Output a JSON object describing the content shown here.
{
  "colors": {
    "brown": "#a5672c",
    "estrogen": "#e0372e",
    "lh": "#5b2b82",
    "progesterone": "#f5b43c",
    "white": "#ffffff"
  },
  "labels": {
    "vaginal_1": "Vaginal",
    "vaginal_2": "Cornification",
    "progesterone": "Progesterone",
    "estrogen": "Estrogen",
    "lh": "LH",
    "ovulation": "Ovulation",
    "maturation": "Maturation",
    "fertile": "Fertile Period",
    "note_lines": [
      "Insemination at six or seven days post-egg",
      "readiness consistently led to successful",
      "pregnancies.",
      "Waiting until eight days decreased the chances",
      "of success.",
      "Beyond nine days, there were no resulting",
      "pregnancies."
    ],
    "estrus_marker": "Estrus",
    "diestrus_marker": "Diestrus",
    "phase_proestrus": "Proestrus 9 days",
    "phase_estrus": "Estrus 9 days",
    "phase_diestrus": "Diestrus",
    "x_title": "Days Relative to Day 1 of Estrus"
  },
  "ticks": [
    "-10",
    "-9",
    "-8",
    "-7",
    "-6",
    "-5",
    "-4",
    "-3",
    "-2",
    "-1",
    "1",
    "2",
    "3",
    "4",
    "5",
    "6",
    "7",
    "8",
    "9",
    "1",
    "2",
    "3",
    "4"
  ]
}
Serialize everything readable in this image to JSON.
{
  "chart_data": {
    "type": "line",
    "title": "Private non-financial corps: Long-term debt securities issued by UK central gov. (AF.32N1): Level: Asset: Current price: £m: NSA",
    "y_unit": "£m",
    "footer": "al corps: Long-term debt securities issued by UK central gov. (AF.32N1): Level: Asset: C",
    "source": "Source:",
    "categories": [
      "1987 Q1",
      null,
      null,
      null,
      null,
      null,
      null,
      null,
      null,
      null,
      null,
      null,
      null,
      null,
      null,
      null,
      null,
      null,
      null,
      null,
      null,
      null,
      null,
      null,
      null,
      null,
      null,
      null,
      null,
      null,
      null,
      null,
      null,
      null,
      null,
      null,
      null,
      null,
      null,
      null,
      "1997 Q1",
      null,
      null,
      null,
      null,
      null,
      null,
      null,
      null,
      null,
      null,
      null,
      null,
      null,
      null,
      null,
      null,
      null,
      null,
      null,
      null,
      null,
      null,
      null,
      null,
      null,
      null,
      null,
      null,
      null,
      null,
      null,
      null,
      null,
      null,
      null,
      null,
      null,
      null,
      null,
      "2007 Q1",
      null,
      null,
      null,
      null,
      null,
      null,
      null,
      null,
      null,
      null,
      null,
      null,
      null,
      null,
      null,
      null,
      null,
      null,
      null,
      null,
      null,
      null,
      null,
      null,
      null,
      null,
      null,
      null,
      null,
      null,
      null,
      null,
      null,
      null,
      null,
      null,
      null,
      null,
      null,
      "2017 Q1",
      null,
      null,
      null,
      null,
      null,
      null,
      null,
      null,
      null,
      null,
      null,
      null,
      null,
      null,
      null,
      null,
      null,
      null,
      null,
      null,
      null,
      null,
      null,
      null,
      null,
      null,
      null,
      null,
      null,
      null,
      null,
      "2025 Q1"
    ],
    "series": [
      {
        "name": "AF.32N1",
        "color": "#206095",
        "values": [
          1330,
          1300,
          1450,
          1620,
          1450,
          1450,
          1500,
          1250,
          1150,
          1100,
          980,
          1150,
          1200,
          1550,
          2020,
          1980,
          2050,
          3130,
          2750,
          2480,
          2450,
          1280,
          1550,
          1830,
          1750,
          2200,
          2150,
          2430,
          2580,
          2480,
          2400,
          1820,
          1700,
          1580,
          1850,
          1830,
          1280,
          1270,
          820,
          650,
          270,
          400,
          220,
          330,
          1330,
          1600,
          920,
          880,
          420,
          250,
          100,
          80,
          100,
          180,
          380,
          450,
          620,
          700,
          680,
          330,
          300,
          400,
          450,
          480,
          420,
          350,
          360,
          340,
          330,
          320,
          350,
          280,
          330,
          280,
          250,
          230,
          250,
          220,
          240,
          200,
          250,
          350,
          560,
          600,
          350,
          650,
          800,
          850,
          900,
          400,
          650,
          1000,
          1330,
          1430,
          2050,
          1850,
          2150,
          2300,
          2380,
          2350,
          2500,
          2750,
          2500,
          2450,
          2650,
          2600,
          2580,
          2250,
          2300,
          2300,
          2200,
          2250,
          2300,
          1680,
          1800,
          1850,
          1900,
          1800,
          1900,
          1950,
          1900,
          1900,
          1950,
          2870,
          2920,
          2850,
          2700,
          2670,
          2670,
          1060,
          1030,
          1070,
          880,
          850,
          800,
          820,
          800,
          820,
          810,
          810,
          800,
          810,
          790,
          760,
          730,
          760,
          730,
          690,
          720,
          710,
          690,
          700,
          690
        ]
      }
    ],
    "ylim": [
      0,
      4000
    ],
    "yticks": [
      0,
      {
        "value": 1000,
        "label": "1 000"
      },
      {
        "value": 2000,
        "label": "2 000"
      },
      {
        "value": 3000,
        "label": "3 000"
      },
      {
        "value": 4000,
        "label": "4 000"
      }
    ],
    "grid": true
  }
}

◆ Task goal: Search the lines for "Long". Copy each line that has it.

◆ Solution for this problem:
    "title": "Private non-financial corps: Long-term debt securities issued by UK central gov. (AF.32N1): Level: Asset: Current price: £m: NSA",
    "footer": "al corps: Long-term debt securities issued by UK central gov. (AF.32N1): Level: Asset: C",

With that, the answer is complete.